Problems to solve ::
A. Please explain, in one to three sentences, why the passage on GA4 funnel tracking stores the funnel session ID in sessionStorage.
B. Pick up the passage on GA4 funnel tracking after its last sentence and carry it forward.
--- Passage shown ---
The Problem
The audit tool has a four-step conversion funnel: someone scans a URL, reviews the results, enters their email for the full report, and books a call via Calendly. GA4 tracks each step as a separate event. The one number I couldn't get out of it was how many users who start a scan actually go on to book a call.
GA4 has no built-in way to correlate events across a multi-step flow. Each gtag('event', ...) call fires on its own, so without a shared identifier the events are just four disconnected data points. I needed a thread to tie them together, and I didn't want a backend to hold it.
The Session ID
The correlation key is a string generated once, at scan start, and attached to every subsequent funnel event:
const FUNNEL_SESSION_KEY = 'audit_funnel_session_id';
function generateFunnelSessionId(): string {
const id = `fs_${Date.now()}_${Math.random().toString(36).slice(2, 8)}`;
sessionStorage.setItem(FUNNEL_SESSION_KEY, id);
return id;
}fs_ is a namespace prefix, Date.now() gives me temporal ordering, and the six random characters stop collisions when two tabs scan at the same time. The ID lives in sessionStorage because the funnel only means anything within a single browser session; if someone closes the tab and comes back tomorrow, that's a new funnel.
The Helper
A funnelParams() helper spreads the ID into any event that belongs to the funnel:
function getFunnelSessionId(): string | undefined {
if (typeof window === 'undefined') return undefined;
return sessionStorage.getItem(FUNNEL_SESSION_KEY) ?? undefined;
}
function funnelParams(): EventParams {
const id = getFunnelSessionId();
return id ? { funnel_session_id: id } : {};
}The SSR guard matters here, because Next.js pre-renders pages on the server where sessionStorage doesn't exist, and without the typeof window check the build crashes.
--- Records ---
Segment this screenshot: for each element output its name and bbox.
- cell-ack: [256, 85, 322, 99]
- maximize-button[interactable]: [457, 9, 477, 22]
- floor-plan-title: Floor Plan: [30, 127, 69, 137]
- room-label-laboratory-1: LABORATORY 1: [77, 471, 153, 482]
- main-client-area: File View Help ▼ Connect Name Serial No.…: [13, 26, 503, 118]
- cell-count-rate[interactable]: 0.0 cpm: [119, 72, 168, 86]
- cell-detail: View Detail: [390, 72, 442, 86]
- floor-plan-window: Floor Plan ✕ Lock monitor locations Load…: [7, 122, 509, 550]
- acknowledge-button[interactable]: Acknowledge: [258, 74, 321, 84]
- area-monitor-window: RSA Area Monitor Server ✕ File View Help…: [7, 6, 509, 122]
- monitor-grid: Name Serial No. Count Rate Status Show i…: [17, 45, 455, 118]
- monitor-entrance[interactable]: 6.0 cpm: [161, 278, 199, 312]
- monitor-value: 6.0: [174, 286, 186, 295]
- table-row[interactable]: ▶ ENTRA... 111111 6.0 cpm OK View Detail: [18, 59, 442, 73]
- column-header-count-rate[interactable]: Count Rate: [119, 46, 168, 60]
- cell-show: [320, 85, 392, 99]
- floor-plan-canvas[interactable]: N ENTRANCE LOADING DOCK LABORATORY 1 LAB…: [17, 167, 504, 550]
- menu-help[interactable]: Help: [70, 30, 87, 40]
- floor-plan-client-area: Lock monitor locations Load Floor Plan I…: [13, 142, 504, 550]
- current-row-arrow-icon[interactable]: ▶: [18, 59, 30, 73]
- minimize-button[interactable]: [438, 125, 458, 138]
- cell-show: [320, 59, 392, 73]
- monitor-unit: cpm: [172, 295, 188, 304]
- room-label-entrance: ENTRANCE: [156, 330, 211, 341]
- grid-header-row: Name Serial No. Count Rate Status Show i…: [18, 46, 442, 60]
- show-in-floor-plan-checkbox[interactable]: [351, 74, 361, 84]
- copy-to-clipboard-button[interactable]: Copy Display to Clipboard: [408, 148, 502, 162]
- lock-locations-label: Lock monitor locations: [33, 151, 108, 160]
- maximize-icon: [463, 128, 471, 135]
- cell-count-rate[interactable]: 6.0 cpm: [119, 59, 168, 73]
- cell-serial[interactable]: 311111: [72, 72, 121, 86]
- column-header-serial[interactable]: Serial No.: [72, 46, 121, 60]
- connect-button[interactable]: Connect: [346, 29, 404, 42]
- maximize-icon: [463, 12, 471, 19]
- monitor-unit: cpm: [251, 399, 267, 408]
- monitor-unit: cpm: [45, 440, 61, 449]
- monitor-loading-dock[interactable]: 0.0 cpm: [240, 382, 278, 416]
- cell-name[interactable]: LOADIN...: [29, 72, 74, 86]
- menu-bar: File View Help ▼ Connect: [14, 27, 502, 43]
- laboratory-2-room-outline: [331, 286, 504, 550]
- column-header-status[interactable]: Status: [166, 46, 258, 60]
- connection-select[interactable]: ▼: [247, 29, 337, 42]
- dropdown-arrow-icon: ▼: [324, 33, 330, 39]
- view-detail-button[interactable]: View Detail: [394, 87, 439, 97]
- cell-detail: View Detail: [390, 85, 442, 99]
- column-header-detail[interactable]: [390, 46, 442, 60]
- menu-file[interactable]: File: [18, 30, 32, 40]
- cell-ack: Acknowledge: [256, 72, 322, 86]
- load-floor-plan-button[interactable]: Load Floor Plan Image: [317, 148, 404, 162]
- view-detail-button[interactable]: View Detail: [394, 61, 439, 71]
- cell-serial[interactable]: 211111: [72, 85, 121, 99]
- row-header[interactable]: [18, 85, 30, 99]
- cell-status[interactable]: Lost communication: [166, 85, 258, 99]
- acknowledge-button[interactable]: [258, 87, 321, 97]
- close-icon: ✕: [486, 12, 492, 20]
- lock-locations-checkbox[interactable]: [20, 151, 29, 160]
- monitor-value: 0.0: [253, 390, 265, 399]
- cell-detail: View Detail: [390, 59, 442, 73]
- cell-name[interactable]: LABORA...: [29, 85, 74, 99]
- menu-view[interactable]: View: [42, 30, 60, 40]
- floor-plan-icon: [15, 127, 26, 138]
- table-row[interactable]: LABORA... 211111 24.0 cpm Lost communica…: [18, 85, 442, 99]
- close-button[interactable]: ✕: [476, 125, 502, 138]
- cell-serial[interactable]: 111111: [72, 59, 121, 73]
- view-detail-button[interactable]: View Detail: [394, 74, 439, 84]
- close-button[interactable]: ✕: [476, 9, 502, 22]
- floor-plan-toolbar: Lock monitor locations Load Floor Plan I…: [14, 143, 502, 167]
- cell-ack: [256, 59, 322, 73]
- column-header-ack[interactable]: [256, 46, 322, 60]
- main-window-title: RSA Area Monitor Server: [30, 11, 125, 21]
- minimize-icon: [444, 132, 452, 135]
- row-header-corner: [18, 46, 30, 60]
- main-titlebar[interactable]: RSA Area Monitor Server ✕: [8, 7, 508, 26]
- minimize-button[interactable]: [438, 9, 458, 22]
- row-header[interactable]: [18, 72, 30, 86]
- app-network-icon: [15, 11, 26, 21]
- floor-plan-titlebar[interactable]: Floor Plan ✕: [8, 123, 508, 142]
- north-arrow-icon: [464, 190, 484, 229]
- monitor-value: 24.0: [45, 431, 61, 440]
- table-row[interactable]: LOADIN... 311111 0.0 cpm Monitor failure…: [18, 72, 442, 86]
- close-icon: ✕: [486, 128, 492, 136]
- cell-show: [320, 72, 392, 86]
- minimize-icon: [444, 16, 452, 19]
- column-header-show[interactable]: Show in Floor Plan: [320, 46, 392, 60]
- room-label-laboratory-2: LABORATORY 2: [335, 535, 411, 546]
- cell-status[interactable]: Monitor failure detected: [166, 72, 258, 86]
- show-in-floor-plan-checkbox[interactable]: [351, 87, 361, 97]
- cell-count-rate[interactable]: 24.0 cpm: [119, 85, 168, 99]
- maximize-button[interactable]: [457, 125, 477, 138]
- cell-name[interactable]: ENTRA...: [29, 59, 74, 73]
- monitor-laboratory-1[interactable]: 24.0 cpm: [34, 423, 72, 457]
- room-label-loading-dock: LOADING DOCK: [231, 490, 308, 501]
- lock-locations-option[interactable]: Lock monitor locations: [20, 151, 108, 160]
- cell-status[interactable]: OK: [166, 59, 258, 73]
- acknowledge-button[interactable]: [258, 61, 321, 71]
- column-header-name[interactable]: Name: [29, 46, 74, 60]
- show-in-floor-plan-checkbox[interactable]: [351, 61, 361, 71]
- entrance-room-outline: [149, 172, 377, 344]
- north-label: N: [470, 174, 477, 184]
---
Results of the tasks ::
A. The funnel only means anything within a single browser session. If someone closes the tab and comes back the next day, that counts as a new funnel, so the ID only needs to last for one session.

B.
Wiring It Up
The first event generates the ID. Every subsequent event reads it:
auditScanStarted: (url: string) => {
const funnel_session_id = generateFunnelSessionId();
trackEvent('audit_scan_started', { url, funnel_session_id });
},
auditScanCompleted: (scanId: string, grade: string) =>
trackEvent('audit_scan_completed', {
scan_id: scanId,
grade,
...funnelParams(),
}),
auditEmailCaptured: (scanId: string) =>
trackEvent('audit_email_captured', {
scan_id: scanId,
...funnelParams(),
}),
auditCalendlyClicked: () =>
trackEvent('audit_calendly_clicked', {
...funnelParams(),
}),The spread pattern keeps each event definition flat, so adding a new funnel step is one line with ...funnelParams(). I deliberately tie ID generation to auditScanStarted rather than to page load, because the funnel begins when the user acts, not when they show up.
What GA4 Sees
Every event in the funnel carries the same funnel_session_id custom parameter, so in GA4 Explorations I build a funnel report filtered on it. That tells me, of the users who triggered audit_scan_started with a given session ID, how many reached audit_calendly_clicked under the same ID.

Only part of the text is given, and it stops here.